Excerpt from a dataset:
|---|

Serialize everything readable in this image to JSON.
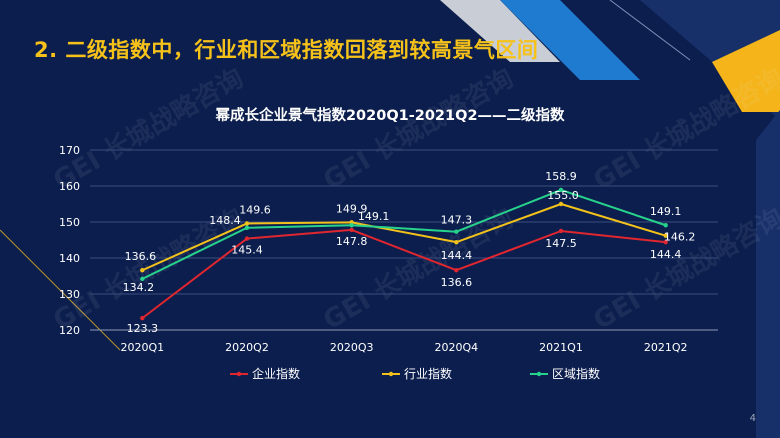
{
  "slide": {
    "title": "2. 二级指数中，行业和区域指数回落到较高景气区间",
    "page_number": "4",
    "watermark": "GEI 长城战略咨询"
  },
  "colors": {
    "background": "#0c1e4d",
    "title": "#f6c21a",
    "accent_gray": "#c8cdd6",
    "accent_blue": "#1e7bd0",
    "accent_gold": "#f4b41a"
  },
  "chart_data": {
    "type": "line",
    "title": "幂成长企业景气指数2020Q1-2021Q2——二级指数",
    "categories": [
      "2020Q1",
      "2020Q2",
      "2020Q3",
      "2020Q4",
      "2021Q1",
      "2021Q2"
    ],
    "ylim": [
      120,
      170
    ],
    "yticks": [
      120,
      130,
      140,
      150,
      160,
      170
    ],
    "grid": true,
    "legend_position": "bottom",
    "series": [
      {
        "name": "企业指数",
        "color": "#e0262e",
        "values": [
          123.3,
          145.4,
          147.8,
          136.6,
          147.5,
          144.4
        ]
      },
      {
        "name": "行业指数",
        "color": "#f2c21b",
        "values": [
          136.6,
          149.6,
          149.9,
          144.4,
          155.0,
          146.2
        ]
      },
      {
        "name": "区域指数",
        "color": "#27d38c",
        "values": [
          134.2,
          148.4,
          149.1,
          147.3,
          158.9,
          149.1
        ]
      }
    ],
    "data_labels": [
      {
        "series": 0,
        "index": 0,
        "text": "123.3"
      },
      {
        "series": 0,
        "index": 1,
        "text": "145.4"
      },
      {
        "series": 0,
        "index": 2,
        "text": "147.8"
      },
      {
        "series": 0,
        "index": 3,
        "text": "136.6"
      },
      {
        "series": 0,
        "index": 4,
        "text": "147.5"
      },
      {
        "series": 0,
        "index": 5,
        "text": "144.4"
      },
      {
        "series": 1,
        "index": 0,
        "text": "136.6"
      },
      {
        "series": 1,
        "index": 1,
        "text": "149.6"
      },
      {
        "series": 1,
        "index": 2,
        "text": "149.9"
      },
      {
        "series": 1,
        "index": 3,
        "text": "144.4"
      },
      {
        "series": 1,
        "index": 4,
        "text": "155.0"
      },
      {
        "series": 1,
        "index": 5,
        "text": "146.2"
      },
      {
        "series": 2,
        "index": 0,
        "text": "134.2"
      },
      {
        "series": 2,
        "index": 1,
        "text": "148.4"
      },
      {
        "series": 2,
        "index": 2,
        "text": "149.1"
      },
      {
        "series": 2,
        "index": 3,
        "text": "147.3"
      },
      {
        "series": 2,
        "index": 4,
        "text": "158.9"
      },
      {
        "series": 2,
        "index": 5,
        "text": "149.1"
      }
    ]
  }
}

|---|

- _WHAT IS REQUIRED_
Extract all the data above exactly, excluding every picture.

- _TASK RESPONSE_
Serialize everything readable in this image to JSON.
{
  "slide": {
    "title": "2. 二级指数中，行业和区域指数回落到较高景气区间",
    "page_number": "4",
    "watermark": "GEI 长城战略咨询"
  },
  "colors": {
    "background": "#0c1e4d",
    "title": "#f6c21a",
    "accent_gray": "#c8cdd6",
    "accent_blue": "#1e7bd0",
    "accent_gold": "#f4b41a"
  },
  "chart_data": {
    "type": "line",
    "title": "幂成长企业景气指数2020Q1-2021Q2——二级指数",
    "categories": [
      "2020Q1",
      "2020Q2",
      "2020Q3",
      "2020Q4",
      "2021Q1",
      "2021Q2"
    ],
    "ylim": [
      120,
      170
    ],
    "yticks": [
      120,
      130,
      140,
      150,
      160,
      170
    ],
    "grid": true,
    "legend_position": "bottom",
    "series": [
      {
        "name": "企业指数",
        "color": "#e0262e",
        "values": [
          123.3,
          145.4,
          147.8,
          136.6,
          147.5,
          144.4
        ]
      },
      {
        "name": "行业指数",
        "color": "#f2c21b",
        "values": [
          136.6,
          149.6,
          149.9,
          144.4,
          155.0,
          146.2
        ]
      },
      {
        "name": "区域指数",
        "color": "#27d38c",
        "values": [
          134.2,
          148.4,
          149.1,
          147.3,
          158.9,
          149.1
        ]
      }
    ],
    "data_labels": [
      {
        "series": 0,
        "index": 0,
        "text": "123.3"
      },
      {
        "series": 0,
        "index": 1,
        "text": "145.4"
      },
      {
        "series": 0,
        "index": 2,
        "text": "147.8"
      },
      {
        "series": 0,
        "index": 3,
        "text": "136.6"
      },
      {
        "series": 0,
        "index": 4,
        "text": "147.5"
      },
      {
        "series": 0,
        "index": 5,
        "text": "144.4"
      },
      {
        "series": 1,
        "index": 0,
        "text": "136.6"
      },
      {
        "series": 1,
        "index": 1,
        "text": "149.6"
      },
      {
        "series": 1,
        "index": 2,
        "text": "149.9"
      },
      {
        "series": 1,
        "index": 3,
        "text": "144.4"
      },
      {
        "series": 1,
        "index": 4,
        "text": "155.0"
      },
      {
        "series": 1,
        "index": 5,
        "text": "146.2"
      },
      {
        "series": 2,
        "index": 0,
        "text": "134.2"
      },
      {
        "series": 2,
        "index": 1,
        "text": "148.4"
      },
      {
        "series": 2,
        "index": 2,
        "text": "149.1"
      },
      {
        "series": 2,
        "index": 3,
        "text": "147.3"
      },
      {
        "series": 2,
        "index": 4,
        "text": "158.9"
      },
      {
        "series": 2,
        "index": 5,
        "text": "149.1"
      }
    ]
  }
}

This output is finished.